Goal of the exercise:
Search the records for the string "defensa" and copy every line in which it appears.

Data records

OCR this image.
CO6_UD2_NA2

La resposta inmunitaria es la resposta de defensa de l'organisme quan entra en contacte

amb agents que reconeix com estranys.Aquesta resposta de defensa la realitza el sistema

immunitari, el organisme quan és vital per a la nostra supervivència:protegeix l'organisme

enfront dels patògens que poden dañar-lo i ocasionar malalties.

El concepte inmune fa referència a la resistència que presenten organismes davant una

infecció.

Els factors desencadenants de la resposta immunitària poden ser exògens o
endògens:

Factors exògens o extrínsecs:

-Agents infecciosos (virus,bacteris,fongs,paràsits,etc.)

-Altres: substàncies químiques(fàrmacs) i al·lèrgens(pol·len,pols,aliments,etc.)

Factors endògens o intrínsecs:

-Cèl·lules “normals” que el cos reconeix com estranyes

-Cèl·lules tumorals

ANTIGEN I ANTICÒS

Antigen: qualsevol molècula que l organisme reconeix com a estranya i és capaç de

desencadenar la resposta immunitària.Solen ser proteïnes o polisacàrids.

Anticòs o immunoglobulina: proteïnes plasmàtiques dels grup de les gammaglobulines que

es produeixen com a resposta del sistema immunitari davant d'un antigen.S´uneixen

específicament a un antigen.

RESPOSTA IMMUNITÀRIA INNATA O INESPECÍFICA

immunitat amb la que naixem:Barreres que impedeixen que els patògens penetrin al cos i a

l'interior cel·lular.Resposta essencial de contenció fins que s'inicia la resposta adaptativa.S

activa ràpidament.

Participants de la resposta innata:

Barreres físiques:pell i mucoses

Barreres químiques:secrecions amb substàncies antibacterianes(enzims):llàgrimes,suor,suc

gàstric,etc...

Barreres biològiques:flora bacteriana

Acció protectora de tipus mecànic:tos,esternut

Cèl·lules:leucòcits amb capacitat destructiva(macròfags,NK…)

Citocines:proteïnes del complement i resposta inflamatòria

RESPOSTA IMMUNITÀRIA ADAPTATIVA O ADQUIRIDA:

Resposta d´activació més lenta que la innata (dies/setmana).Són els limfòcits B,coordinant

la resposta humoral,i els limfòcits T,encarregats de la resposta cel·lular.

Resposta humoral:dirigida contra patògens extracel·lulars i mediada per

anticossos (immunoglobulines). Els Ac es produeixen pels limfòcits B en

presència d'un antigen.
==
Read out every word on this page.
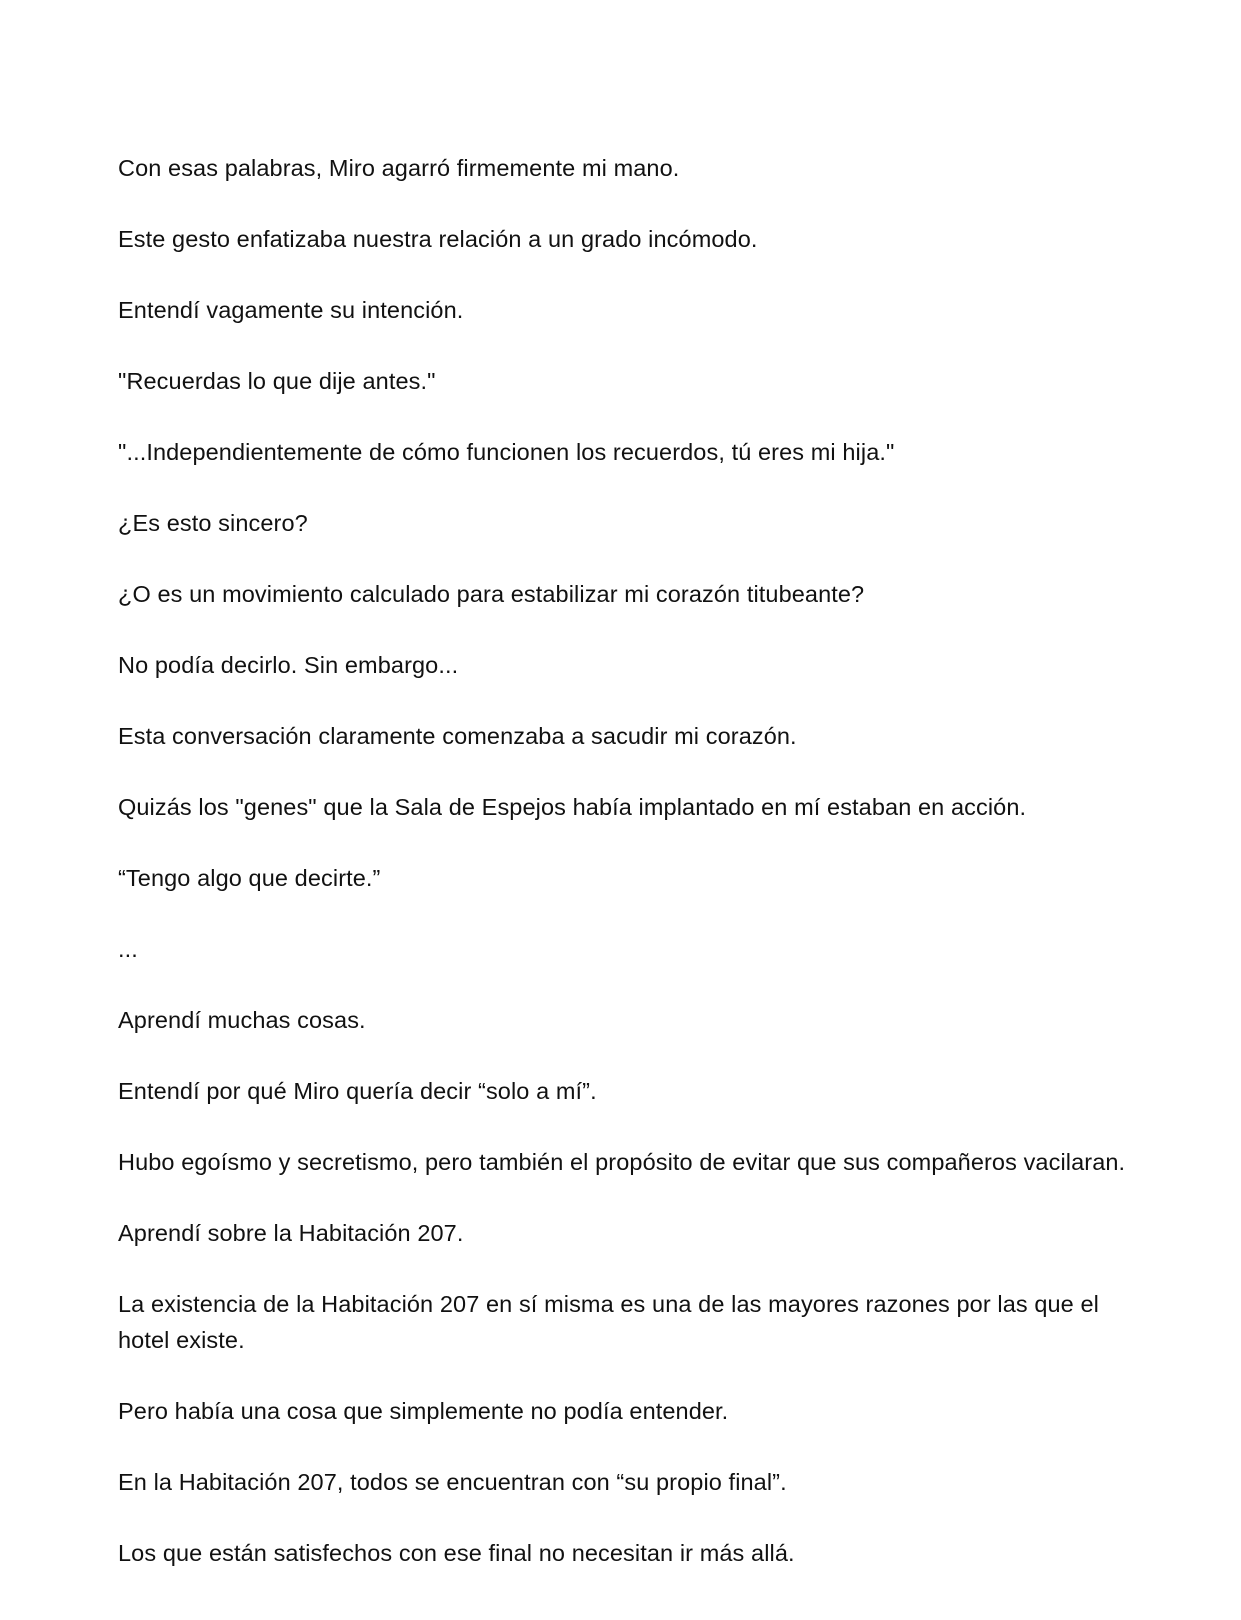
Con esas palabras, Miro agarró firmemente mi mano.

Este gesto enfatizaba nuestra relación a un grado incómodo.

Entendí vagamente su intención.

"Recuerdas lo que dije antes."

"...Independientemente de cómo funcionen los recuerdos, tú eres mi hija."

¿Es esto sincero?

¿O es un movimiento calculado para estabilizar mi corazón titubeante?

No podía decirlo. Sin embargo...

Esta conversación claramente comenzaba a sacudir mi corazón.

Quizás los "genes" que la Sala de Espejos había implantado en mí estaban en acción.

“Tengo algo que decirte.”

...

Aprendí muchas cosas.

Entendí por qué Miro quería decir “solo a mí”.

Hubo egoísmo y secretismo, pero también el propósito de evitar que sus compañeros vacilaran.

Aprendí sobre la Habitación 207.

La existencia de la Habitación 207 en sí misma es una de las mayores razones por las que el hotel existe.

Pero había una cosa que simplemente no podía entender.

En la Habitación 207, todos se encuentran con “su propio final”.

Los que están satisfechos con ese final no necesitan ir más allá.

Exercise response:
La resposta inmunitaria es la resposta de defensa de l'organisme quan entra en contacte
amb agents que reconeix com estranys.Aquesta resposta de defensa la realitza el sistema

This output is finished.